Figure content listings -
• • •
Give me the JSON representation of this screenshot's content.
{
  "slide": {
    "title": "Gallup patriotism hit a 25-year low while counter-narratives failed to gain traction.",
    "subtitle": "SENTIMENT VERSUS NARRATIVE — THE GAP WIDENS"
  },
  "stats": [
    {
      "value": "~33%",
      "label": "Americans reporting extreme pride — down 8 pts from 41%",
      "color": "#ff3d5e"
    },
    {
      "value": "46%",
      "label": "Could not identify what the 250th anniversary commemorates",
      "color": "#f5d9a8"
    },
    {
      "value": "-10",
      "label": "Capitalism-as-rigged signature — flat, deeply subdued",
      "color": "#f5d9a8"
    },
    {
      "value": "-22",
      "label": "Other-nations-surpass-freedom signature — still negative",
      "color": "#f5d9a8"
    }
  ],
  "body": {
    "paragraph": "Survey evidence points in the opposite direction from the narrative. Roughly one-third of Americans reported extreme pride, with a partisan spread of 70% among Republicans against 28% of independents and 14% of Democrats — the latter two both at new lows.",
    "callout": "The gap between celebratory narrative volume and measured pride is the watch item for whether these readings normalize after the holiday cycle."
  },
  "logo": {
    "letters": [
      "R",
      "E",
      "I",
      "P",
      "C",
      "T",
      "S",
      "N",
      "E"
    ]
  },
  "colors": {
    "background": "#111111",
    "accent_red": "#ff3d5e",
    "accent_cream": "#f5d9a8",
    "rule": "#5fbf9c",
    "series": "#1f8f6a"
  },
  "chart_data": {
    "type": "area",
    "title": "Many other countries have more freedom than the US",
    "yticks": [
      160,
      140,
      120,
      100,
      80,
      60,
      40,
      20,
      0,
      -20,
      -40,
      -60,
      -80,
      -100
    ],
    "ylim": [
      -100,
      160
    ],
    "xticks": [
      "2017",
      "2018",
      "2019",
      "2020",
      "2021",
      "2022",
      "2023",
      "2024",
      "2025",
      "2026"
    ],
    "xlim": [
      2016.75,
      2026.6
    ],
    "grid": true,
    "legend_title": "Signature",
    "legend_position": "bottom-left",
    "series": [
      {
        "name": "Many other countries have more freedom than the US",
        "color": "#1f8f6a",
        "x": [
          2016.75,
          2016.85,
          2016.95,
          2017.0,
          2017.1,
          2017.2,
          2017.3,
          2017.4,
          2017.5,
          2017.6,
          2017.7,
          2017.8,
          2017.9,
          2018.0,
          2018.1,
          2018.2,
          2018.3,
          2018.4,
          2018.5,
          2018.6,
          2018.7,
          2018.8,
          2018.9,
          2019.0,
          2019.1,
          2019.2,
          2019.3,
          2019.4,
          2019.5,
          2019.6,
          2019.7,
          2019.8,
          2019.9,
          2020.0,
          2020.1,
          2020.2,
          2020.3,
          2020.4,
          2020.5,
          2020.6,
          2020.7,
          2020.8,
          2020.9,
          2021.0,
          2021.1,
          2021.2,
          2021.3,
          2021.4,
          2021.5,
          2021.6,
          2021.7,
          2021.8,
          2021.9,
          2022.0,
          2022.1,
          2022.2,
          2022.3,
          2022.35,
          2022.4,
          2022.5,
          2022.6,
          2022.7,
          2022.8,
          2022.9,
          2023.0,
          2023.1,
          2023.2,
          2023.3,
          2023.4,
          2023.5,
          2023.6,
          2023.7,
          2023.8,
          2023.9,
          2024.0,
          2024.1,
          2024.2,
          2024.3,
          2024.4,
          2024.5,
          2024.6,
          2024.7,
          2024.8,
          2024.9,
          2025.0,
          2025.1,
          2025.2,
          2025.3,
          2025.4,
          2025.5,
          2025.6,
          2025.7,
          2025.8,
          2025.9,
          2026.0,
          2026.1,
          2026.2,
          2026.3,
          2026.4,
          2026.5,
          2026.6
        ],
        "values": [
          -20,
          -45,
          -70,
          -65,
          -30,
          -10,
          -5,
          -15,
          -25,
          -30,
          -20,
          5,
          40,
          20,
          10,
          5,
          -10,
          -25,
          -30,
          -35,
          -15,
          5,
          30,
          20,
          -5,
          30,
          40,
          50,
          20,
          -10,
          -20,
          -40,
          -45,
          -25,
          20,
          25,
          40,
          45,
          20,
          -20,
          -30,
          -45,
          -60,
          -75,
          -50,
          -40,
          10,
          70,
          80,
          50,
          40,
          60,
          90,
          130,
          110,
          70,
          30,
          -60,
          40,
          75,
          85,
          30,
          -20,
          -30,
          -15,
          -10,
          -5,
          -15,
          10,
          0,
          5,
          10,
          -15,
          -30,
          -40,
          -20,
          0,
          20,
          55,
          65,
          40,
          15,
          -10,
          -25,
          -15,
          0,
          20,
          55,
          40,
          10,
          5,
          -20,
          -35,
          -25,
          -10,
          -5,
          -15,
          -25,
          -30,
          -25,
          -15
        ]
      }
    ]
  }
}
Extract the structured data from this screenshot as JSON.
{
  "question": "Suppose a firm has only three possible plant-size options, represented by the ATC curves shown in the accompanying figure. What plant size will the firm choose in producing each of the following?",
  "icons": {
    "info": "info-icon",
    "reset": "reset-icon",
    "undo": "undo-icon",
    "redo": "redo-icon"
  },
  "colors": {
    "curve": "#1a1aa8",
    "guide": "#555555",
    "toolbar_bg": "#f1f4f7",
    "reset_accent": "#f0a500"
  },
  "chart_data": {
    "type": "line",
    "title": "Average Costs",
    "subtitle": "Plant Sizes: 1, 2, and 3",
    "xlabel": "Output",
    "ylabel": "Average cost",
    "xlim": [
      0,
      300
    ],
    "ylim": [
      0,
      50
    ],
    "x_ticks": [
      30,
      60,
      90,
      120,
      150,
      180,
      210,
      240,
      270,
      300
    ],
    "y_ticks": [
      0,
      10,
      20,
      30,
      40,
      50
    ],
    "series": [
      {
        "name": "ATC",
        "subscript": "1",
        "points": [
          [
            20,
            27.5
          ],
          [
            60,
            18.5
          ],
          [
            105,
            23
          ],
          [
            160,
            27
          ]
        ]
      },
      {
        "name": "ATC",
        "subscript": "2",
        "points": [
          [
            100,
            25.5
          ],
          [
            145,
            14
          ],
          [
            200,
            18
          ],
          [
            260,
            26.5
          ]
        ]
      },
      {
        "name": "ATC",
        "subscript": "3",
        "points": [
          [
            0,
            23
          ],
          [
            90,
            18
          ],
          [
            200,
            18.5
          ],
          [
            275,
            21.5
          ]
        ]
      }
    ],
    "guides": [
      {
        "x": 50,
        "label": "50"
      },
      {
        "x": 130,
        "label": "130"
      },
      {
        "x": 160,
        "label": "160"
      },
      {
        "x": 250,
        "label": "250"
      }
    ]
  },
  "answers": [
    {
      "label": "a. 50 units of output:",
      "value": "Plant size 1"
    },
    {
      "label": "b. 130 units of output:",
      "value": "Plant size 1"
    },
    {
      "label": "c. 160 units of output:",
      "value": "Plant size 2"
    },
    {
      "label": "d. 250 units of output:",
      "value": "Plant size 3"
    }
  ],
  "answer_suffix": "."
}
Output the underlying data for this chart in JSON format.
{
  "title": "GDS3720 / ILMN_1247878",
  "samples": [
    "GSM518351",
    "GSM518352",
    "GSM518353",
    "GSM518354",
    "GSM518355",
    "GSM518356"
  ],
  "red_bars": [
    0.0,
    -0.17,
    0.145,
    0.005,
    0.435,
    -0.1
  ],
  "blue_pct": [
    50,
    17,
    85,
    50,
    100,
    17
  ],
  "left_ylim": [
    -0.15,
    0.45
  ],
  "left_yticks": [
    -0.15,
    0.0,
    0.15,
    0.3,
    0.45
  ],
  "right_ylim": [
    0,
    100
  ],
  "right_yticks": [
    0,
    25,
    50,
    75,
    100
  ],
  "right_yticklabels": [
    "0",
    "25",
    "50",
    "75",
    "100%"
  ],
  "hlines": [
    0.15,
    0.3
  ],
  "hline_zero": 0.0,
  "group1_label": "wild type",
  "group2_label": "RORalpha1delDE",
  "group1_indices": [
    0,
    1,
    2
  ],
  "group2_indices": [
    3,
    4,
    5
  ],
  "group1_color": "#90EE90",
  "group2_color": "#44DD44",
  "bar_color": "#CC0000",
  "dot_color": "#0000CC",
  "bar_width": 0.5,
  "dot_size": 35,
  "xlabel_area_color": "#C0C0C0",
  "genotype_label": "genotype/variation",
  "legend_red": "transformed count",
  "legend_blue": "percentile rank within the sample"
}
• • •
Your objective -
Return every line containing "Many".

Solution to the problem -
    "title": "Many other countries have more freedom than the US",
        "name": "Many other countries have more freedom than the US",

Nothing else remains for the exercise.